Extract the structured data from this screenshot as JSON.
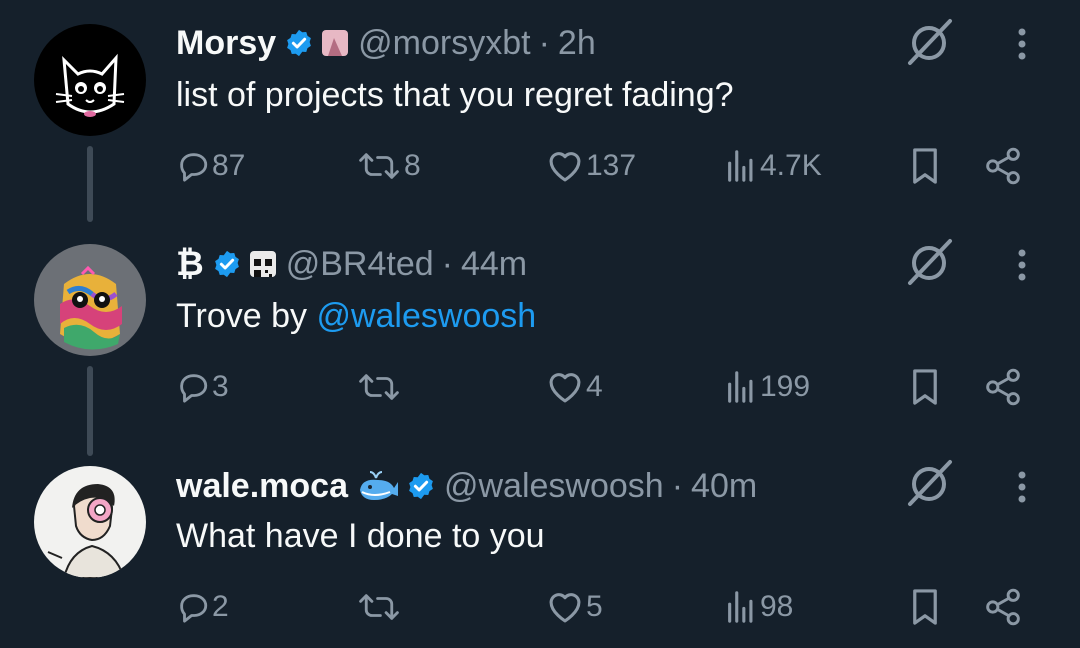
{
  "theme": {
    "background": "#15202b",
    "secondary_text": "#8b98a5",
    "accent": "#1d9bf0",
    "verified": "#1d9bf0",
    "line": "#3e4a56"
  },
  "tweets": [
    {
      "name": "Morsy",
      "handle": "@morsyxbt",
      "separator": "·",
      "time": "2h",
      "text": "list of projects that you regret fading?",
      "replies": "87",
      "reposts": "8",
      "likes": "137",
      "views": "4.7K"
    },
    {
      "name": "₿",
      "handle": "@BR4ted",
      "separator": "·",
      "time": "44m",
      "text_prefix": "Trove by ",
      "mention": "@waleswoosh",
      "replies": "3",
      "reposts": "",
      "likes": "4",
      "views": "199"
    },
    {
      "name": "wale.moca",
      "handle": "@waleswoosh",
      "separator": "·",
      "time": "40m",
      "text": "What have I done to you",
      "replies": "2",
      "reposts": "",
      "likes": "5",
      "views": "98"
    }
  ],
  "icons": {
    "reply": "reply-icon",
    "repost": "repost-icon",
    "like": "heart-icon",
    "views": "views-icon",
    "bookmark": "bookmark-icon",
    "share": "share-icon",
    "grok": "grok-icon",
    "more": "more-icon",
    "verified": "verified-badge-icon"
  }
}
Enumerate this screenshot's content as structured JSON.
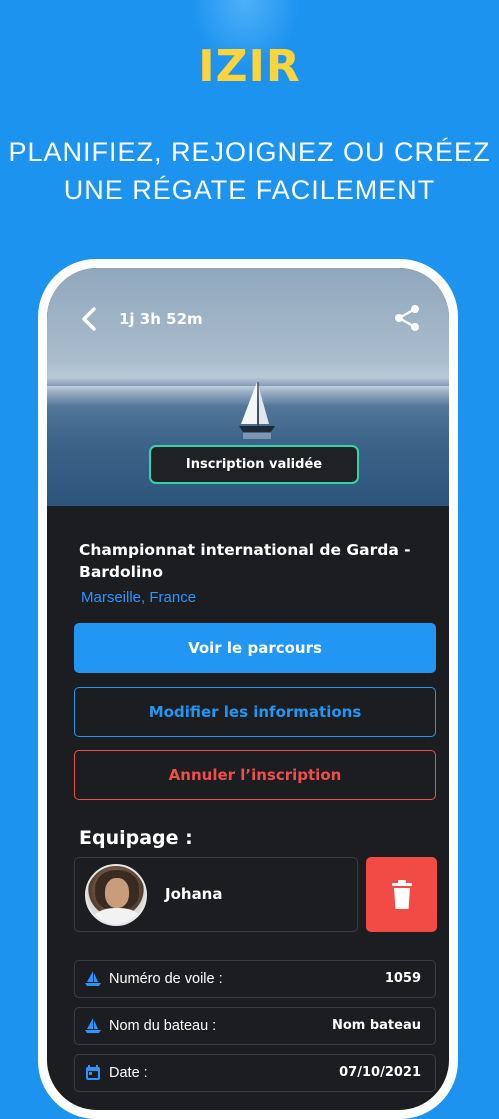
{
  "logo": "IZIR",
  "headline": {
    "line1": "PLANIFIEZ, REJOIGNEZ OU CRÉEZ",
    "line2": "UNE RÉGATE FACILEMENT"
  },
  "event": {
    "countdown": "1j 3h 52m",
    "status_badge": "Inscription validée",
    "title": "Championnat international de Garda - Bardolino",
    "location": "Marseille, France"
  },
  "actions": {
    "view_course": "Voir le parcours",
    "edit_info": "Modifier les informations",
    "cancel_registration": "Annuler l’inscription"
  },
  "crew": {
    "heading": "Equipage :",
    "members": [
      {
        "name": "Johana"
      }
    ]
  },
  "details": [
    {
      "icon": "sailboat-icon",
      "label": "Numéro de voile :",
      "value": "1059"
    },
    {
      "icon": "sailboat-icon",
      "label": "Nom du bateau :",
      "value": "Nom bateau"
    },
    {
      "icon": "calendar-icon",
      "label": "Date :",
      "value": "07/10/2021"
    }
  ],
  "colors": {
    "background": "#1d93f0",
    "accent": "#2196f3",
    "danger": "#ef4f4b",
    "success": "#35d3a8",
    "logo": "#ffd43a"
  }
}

#### GIVEN TASK:
Report how many lines of the listing hold the string "waleswoosh", giving only the number.

#### RESPONSE FOR THIS EXERCISE:
2